-- SUPPLIED RECORDS start --
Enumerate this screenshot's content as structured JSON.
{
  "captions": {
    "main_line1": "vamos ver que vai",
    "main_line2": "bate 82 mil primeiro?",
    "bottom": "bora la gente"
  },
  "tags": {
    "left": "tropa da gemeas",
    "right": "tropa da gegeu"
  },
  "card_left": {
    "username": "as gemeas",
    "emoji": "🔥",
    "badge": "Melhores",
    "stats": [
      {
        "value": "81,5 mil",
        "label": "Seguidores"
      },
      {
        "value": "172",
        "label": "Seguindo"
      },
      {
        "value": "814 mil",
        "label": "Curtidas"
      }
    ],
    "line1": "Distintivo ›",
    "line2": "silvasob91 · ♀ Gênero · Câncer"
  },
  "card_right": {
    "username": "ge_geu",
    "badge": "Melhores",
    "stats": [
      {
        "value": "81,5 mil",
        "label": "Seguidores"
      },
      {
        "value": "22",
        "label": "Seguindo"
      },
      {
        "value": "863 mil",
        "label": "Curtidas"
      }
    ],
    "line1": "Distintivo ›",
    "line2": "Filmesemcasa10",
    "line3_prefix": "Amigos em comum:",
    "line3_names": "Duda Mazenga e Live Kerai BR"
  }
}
-- SUPPLIED RECORDS end --
> _WHAT YOU ARE ASKED TO DO_
Each line of the data that includes the word "tropa" counts once; report the total and nothing more.

> _WRITTEN REPLY_
2